===== Data to use =====

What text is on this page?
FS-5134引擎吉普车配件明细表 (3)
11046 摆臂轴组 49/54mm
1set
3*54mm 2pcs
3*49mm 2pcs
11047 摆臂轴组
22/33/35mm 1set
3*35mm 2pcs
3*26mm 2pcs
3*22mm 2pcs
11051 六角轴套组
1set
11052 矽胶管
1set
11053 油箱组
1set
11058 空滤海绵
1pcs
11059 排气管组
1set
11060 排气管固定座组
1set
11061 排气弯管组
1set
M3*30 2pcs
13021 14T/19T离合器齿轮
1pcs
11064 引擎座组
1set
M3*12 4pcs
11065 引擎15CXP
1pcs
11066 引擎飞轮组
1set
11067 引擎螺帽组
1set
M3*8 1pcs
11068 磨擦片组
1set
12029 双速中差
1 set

=====

## Your task
Repeat the material above in full, quoting it exactly.

## Completed exercise
What text is on this page?
FS-5134引擎吉普车配件明细表 (3)
11046 摆臂轴组 49/54mm
1set
3*54mm 2pcs
3*49mm 2pcs
11047 摆臂轴组
22/33/35mm 1set
3*35mm 2pcs
3*26mm 2pcs
3*22mm 2pcs
11051 六角轴套组
1set
11052 矽胶管
1set
11053 油箱组
1set
11058 空滤海绵
1pcs
11059 排气管组
1set
11060 排气管固定座组
1set
11061 排气弯管组
1set
M3*30 2pcs
13021 14T/19T离合器齿轮
1pcs
11064 引擎座组
1set
M3*12 4pcs
11065 引擎15CXP
1pcs
11066 引擎飞轮组
1set
11067 引擎螺帽组
1set
M3*8 1pcs
11068 磨擦片组
1set
12029 双速中差
1 set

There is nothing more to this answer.